* Given data:
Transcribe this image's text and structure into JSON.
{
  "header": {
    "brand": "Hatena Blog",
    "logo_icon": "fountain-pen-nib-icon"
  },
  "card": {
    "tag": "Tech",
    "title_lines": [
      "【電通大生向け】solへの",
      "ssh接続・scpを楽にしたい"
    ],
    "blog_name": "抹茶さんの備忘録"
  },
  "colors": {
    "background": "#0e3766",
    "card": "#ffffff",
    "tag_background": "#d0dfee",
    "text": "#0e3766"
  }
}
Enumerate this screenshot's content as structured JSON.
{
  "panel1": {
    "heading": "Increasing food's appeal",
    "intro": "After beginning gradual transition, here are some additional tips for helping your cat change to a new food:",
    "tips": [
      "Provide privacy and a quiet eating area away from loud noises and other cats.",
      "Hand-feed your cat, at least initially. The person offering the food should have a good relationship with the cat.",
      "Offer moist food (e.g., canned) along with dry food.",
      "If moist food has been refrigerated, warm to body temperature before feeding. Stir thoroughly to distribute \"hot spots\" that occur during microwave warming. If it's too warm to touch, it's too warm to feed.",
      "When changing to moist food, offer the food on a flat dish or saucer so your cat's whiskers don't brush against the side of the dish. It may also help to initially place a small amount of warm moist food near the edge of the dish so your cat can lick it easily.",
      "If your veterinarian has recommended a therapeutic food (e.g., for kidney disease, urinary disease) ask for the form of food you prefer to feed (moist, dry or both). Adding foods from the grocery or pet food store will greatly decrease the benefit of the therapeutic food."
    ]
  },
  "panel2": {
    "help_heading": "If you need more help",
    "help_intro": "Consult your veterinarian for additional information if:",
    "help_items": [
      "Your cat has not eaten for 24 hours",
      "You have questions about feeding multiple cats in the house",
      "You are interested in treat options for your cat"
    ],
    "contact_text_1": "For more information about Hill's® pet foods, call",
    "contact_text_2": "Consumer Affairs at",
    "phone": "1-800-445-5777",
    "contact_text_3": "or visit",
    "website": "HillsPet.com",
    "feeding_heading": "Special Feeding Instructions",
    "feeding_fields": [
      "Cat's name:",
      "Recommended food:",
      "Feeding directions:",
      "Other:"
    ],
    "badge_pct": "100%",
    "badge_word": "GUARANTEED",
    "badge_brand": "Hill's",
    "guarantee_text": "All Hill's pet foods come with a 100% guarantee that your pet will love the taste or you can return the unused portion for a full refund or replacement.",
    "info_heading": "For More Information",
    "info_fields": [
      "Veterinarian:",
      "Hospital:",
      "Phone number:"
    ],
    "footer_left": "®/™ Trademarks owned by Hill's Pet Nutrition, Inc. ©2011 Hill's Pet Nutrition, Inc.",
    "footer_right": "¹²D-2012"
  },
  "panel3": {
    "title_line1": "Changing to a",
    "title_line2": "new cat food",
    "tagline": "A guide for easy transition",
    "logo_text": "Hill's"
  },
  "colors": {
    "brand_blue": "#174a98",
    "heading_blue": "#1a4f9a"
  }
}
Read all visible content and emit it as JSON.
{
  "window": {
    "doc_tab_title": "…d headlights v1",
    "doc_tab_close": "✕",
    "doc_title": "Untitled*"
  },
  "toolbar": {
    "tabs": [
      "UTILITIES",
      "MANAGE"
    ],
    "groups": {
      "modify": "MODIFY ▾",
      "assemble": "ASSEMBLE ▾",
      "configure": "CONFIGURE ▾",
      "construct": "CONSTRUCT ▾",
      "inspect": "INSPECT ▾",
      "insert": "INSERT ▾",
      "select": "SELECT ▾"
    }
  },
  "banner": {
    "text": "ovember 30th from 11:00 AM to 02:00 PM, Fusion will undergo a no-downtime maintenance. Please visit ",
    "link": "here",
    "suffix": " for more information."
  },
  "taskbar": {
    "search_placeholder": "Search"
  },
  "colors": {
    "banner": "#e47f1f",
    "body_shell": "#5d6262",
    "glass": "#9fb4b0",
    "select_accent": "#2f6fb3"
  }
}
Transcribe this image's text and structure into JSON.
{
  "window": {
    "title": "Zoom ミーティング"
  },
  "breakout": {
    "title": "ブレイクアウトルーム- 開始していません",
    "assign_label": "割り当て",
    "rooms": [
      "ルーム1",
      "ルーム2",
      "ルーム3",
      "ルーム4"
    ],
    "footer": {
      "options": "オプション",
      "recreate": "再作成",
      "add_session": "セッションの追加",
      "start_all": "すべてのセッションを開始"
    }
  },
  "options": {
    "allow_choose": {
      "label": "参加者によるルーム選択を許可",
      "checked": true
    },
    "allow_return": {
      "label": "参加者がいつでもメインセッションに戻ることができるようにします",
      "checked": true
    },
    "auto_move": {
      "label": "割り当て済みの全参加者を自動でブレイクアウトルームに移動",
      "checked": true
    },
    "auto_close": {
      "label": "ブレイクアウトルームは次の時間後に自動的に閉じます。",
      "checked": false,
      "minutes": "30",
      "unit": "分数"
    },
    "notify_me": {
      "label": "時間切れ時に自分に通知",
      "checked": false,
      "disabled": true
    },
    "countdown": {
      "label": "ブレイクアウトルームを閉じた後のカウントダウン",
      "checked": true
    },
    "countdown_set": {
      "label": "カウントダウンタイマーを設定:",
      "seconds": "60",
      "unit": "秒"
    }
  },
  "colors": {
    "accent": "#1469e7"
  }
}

* Given task: Every line of the data above should be reproduced word for word.

* Finished answer:
Transcribe this image's text and structure into JSON.
{
  "header": {
    "brand": "Hatena Blog",
    "logo_icon": "fountain-pen-nib-icon"
  },
  "card": {
    "tag": "Tech",
    "title_lines": [
      "【電通大生向け】solへの",
      "ssh接続・scpを楽にしたい"
    ],
    "blog_name": "抹茶さんの備忘録"
  },
  "colors": {
    "background": "#0e3766",
    "card": "#ffffff",
    "tag_background": "#d0dfee",
    "text": "#0e3766"
  }
}
Enumerate this screenshot's content as structured JSON.
{
  "panel1": {
    "heading": "Increasing food's appeal",
    "intro": "After beginning gradual transition, here are some additional tips for helping your cat change to a new food:",
    "tips": [
      "Provide privacy and a quiet eating area away from loud noises and other cats.",
      "Hand-feed your cat, at least initially. The person offering the food should have a good relationship with the cat.",
      "Offer moist food (e.g., canned) along with dry food.",
      "If moist food has been refrigerated, warm to body temperature before feeding. Stir thoroughly to distribute \"hot spots\" that occur during microwave warming. If it's too warm to touch, it's too warm to feed.",
      "When changing to moist food, offer the food on a flat dish or saucer so your cat's whiskers don't brush against the side of the dish. It may also help to initially place a small amount of warm moist food near the edge of the dish so your cat can lick it easily.",
      "If your veterinarian has recommended a therapeutic food (e.g., for kidney disease, urinary disease) ask for the form of food you prefer to feed (moist, dry or both). Adding foods from the grocery or pet food store will greatly decrease the benefit of the therapeutic food."
    ]
  },
  "panel2": {
    "help_heading": "If you need more help",
    "help_intro": "Consult your veterinarian for additional information if:",
    "help_items": [
      "Your cat has not eaten for 24 hours",
      "You have questions about feeding multiple cats in the house",
      "You are interested in treat options for your cat"
    ],
    "contact_text_1": "For more information about Hill's® pet foods, call",
    "contact_text_2": "Consumer Affairs at",
    "phone": "1-800-445-5777",
    "contact_text_3": "or visit",
    "website": "HillsPet.com",
    "feeding_heading": "Special Feeding Instructions",
    "feeding_fields": [
      "Cat's name:",
      "Recommended food:",
      "Feeding directions:",
      "Other:"
    ],
    "badge_pct": "100%",
    "badge_word": "GUARANTEED",
    "badge_brand": "Hill's",
    "guarantee_text": "All Hill's pet foods come with a 100% guarantee that your pet will love the taste or you can return the unused portion for a full refund or replacement.",
    "info_heading": "For More Information",
    "info_fields": [
      "Veterinarian:",
      "Hospital:",
      "Phone number:"
    ],
    "footer_left": "®/™ Trademarks owned by Hill's Pet Nutrition, Inc. ©2011 Hill's Pet Nutrition, Inc.",
    "footer_right": "¹²D-2012"
  },
  "panel3": {
    "title_line1": "Changing to a",
    "title_line2": "new cat food",
    "tagline": "A guide for easy transition",
    "logo_text": "Hill's"
  },
  "colors": {
    "brand_blue": "#174a98",
    "heading_blue": "#1a4f9a"
  }
}
Read all visible content and emit it as JSON.
{
  "window": {
    "doc_tab_title": "…d headlights v1",
    "doc_tab_close": "✕",
    "doc_title": "Untitled*"
  },
  "toolbar": {
    "tabs": [
      "UTILITIES",
      "MANAGE"
    ],
    "groups": {
      "modify": "MODIFY ▾",
      "assemble": "ASSEMBLE ▾",
      "configure": "CONFIGURE ▾",
      "construct": "CONSTRUCT ▾",
      "inspect": "INSPECT ▾",
      "insert": "INSERT ▾",
      "select": "SELECT ▾"
    }
  },
  "banner": {
    "text": "ovember 30th from 11:00 AM to 02:00 PM, Fusion will undergo a no-downtime maintenance. Please visit ",
    "link": "here",
    "suffix": " for more information."
  },
  "taskbar": {
    "search_placeholder": "Search"
  },
  "colors": {
    "banner": "#e47f1f",
    "body_shell": "#5d6262",
    "glass": "#9fb4b0",
    "select_accent": "#2f6fb3"
  }
}
Transcribe this image's text and structure into JSON.
{
  "window": {
    "title": "Zoom ミーティング"
  },
  "breakout": {
    "title": "ブレイクアウトルーム- 開始していません",
    "assign_label": "割り当て",
    "rooms": [
      "ルーム1",
      "ルーム2",
      "ルーム3",
      "ルーム4"
    ],
    "footer": {
      "options": "オプション",
      "recreate": "再作成",
      "add_session": "セッションの追加",
      "start_all": "すべてのセッションを開始"
    }
  },
  "options": {
    "allow_choose": {
      "label": "参加者によるルーム選択を許可",
      "checked": true
    },
    "allow_return": {
      "label": "参加者がいつでもメインセッションに戻ることができるようにします",
      "checked": true
    },
    "auto_move": {
      "label": "割り当て済みの全参加者を自動でブレイクアウトルームに移動",
      "checked": true
    },
    "auto_close": {
      "label": "ブレイクアウトルームは次の時間後に自動的に閉じます。",
      "checked": false,
      "minutes": "30",
      "unit": "分数"
    },
    "notify_me": {
      "label": "時間切れ時に自分に通知",
      "checked": false,
      "disabled": true
    },
    "countdown": {
      "label": "ブレイクアウトルームを閉じた後のカウントダウン",
      "checked": true
    },
    "countdown_set": {
      "label": "カウントダウンタイマーを設定:",
      "seconds": "60",
      "unit": "秒"
    }
  },
  "colors": {
    "accent": "#1469e7"
  }
}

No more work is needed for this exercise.